* Stated problem:
Count each line below that has "decided" anywhere in it. Answer with the total alone.

* Material to process:

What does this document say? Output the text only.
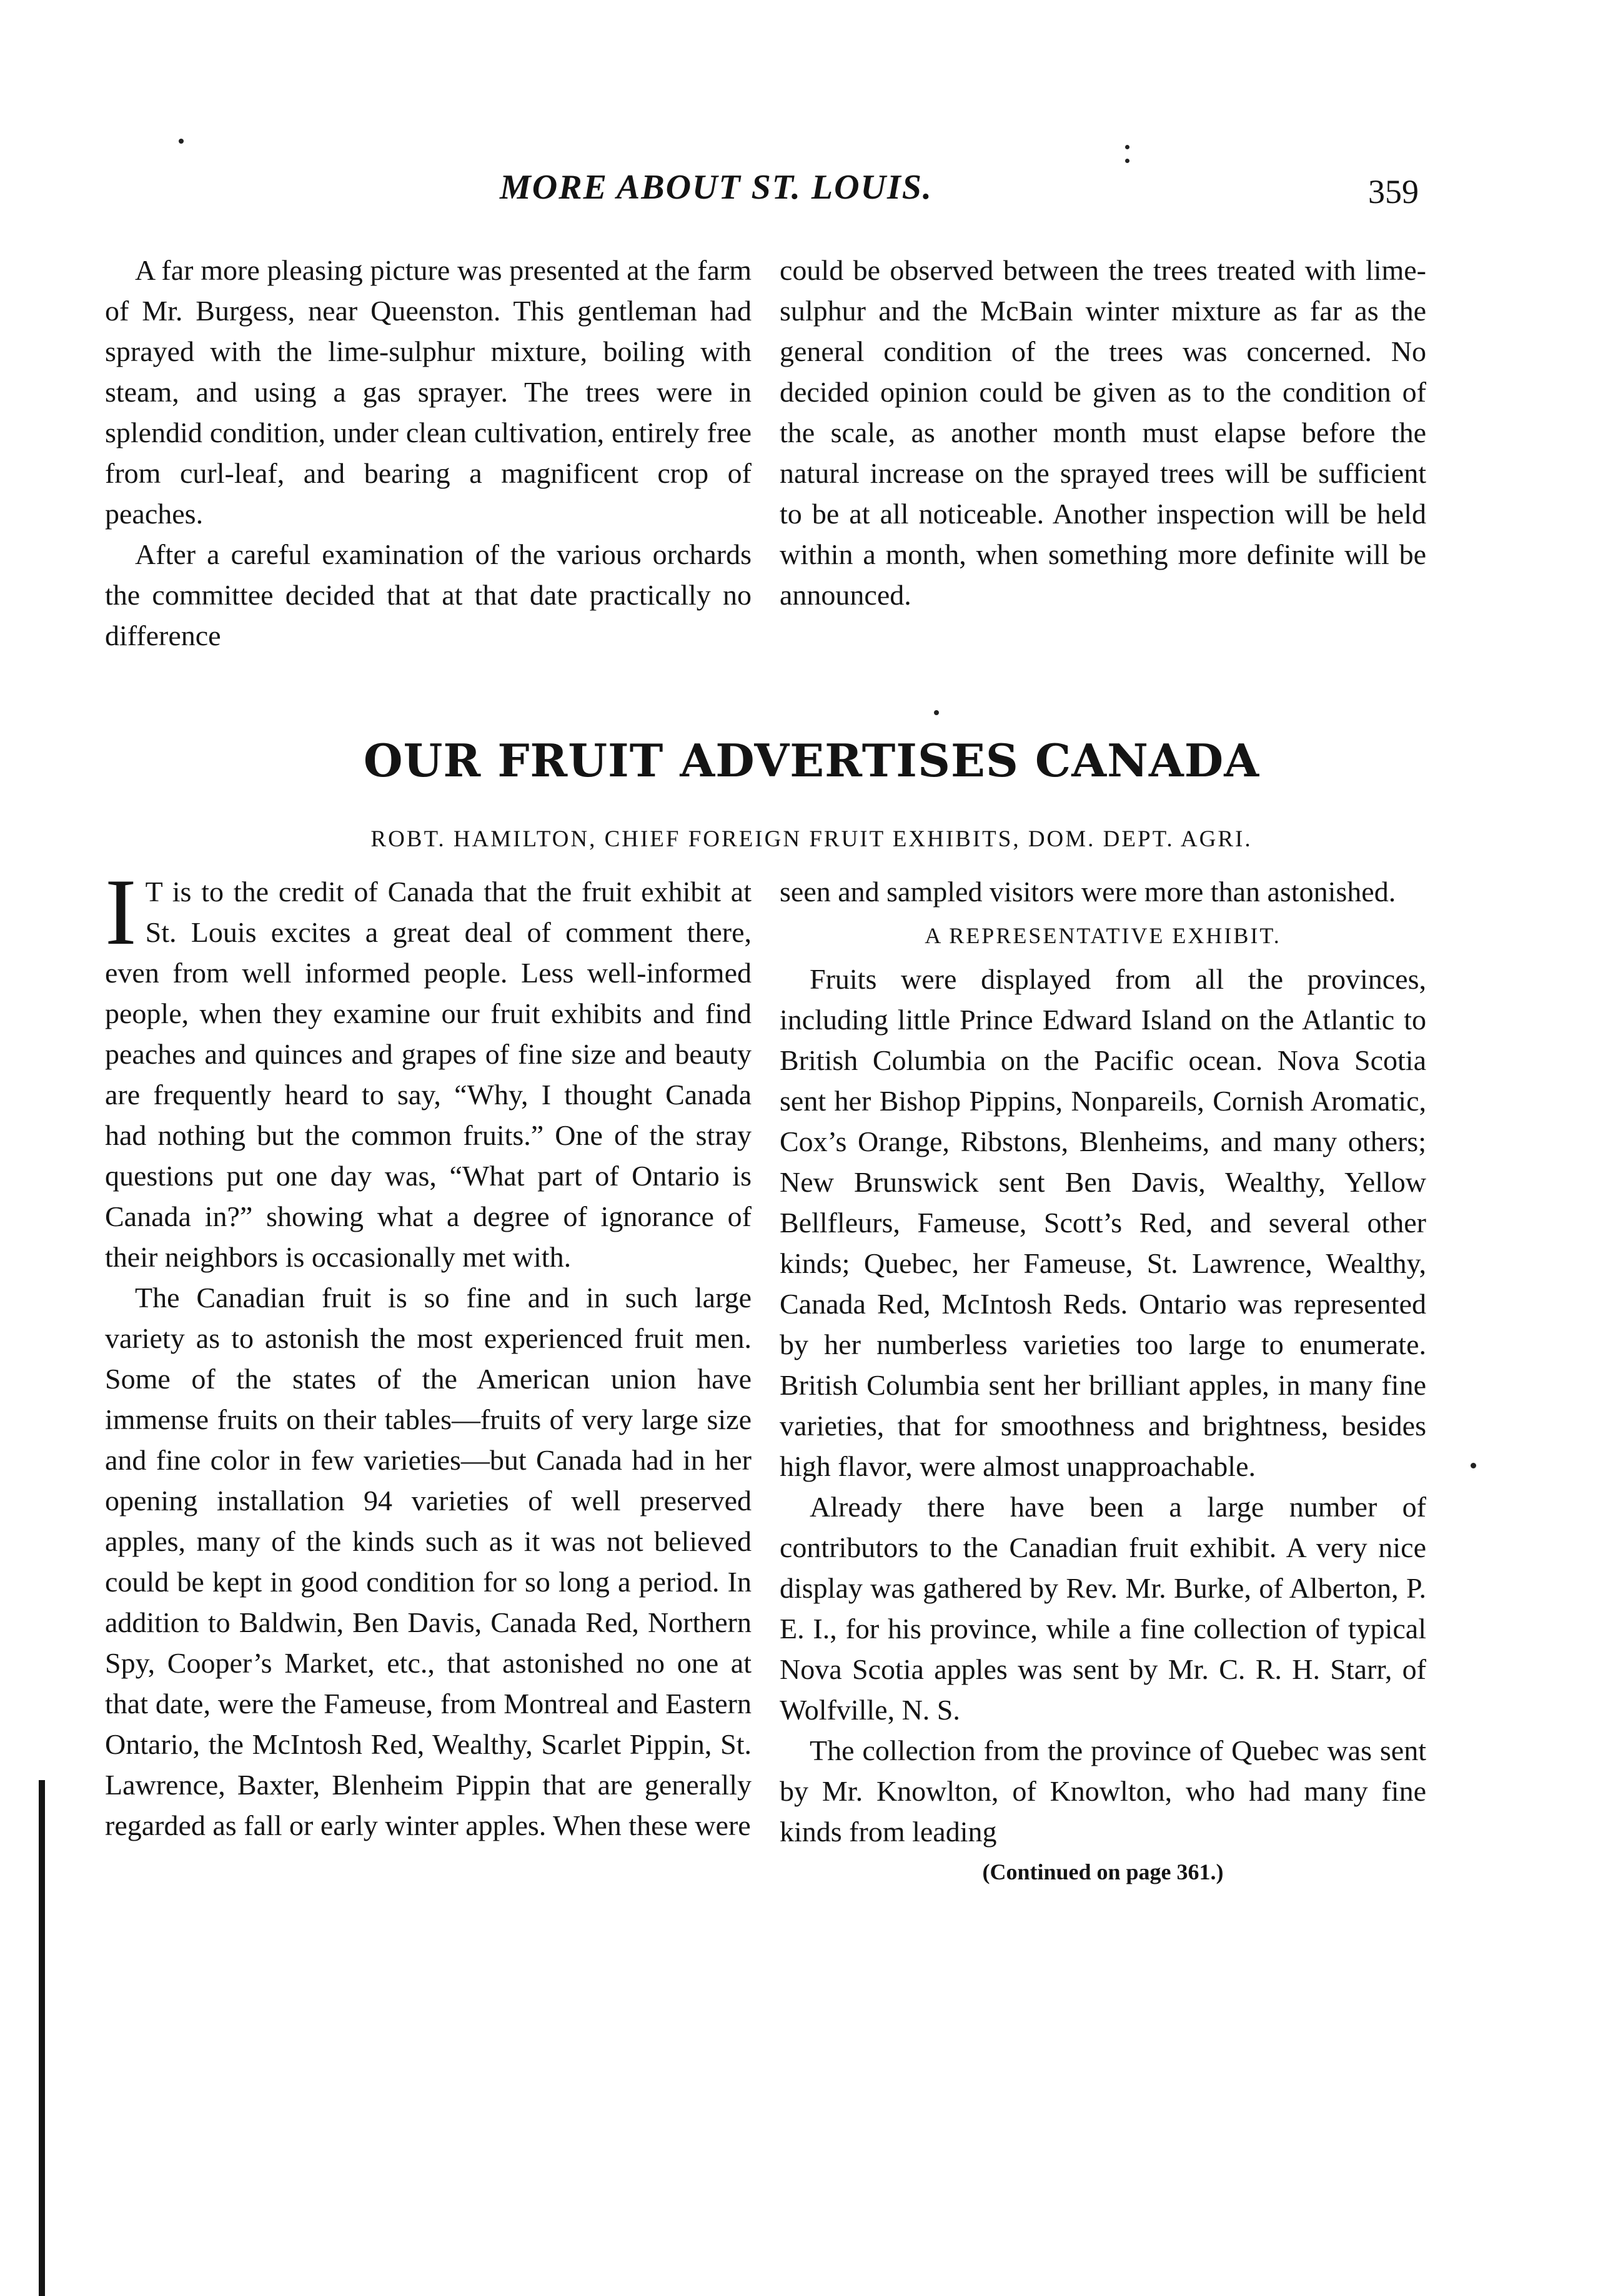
MORE ABOUT ST. LOUIS.	359

A far more pleasing picture was presented at the farm of Mr. Burgess, near Queenston. This gentleman had sprayed with the lime-sulphur mixture, boiling with steam, and using a gas sprayer. The trees were in splendid condition, under clean cultivation, entirely free from curl-leaf, and bearing a magnificent crop of peaches.

After a careful examination of the various orchards the committee decided that at that date practically no difference

could be observed between the trees treated with lime-sulphur and the McBain winter mixture as far as the general condition of the trees was concerned. No decided opinion could be given as to the condition of the scale, as another month must elapse before the natural increase on the sprayed trees will be sufficient to be at all noticeable. Another inspection will be held within a month, when something more definite will be announced.

OUR FRUIT ADVERTISES CANADA
ROBT. HAMILTON, CHIEF FOREIGN FRUIT EXHIBITS, DOM. DEPT. AGRI.

I T is to the credit of Canada that the fruit exhibit at St. Louis excites a great deal of comment there, even from well informed people. Less well-informed people, when they examine our fruit exhibits and find peaches and quinces and grapes of fine size and beauty are frequently heard to say, “Why, I thought Canada had nothing but the common fruits.” One of the stray questions put one day was, “What part of Ontario is Canada in?” showing what a degree of ignorance of their neighbors is occasionally met with.

The Canadian fruit is so fine and in such large variety as to astonish the most experienced fruit men. Some of the states of the American union have immense fruits on their tables—fruits of very large size and fine color in few varieties—but Canada had in her opening installation 94 varieties of well preserved apples, many of the kinds such as it was not believed could be kept in good condition for so long a period. In addition to Baldwin, Ben Davis, Canada Red, Northern Spy, Cooper’s Market, etc., that astonished no one at that date, were the Fameuse, from Montreal and Eastern Ontario, the McIntosh Red, Wealthy, Scarlet Pippin, St. Lawrence, Baxter, Blenheim Pippin that are generally regarded as fall or early winter apples. When these were

seen and sampled visitors were more than astonished.

A REPRESENTATIVE EXHIBIT.

Fruits were displayed from all the provinces, including little Prince Edward Island on the Atlantic to British Columbia on the Pacific ocean. Nova Scotia sent her Bishop Pippins, Nonpareils, Cornish Aromatic, Cox’s Orange, Ribstons, Blenheims, and many others; New Brunswick sent Ben Davis, Wealthy, Yellow Bellfleurs, Fameuse, Scott’s Red, and several other kinds; Quebec, her Fameuse, St. Lawrence, Wealthy, Canada Red, McIntosh Reds. Ontario was represented by her numberless varieties too large to enumerate. British Columbia sent her brilliant apples, in many fine varieties, that for smoothness and brightness, besides high flavor, were almost unapproachable.

Already there have been a large number of contributors to the Canadian fruit exhibit. A very nice display was gathered by Rev. Mr. Burke, of Alberton, P. E. I., for his province, while a fine collection of typical Nova Scotia apples was sent by Mr. C. R. H. Starr, of Wolfville, N. S.

The collection from the province of Quebec was sent by Mr. Knowlton, of Knowlton, who had many fine kinds from leading

(Continued on page 361.)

* Exercise response:
2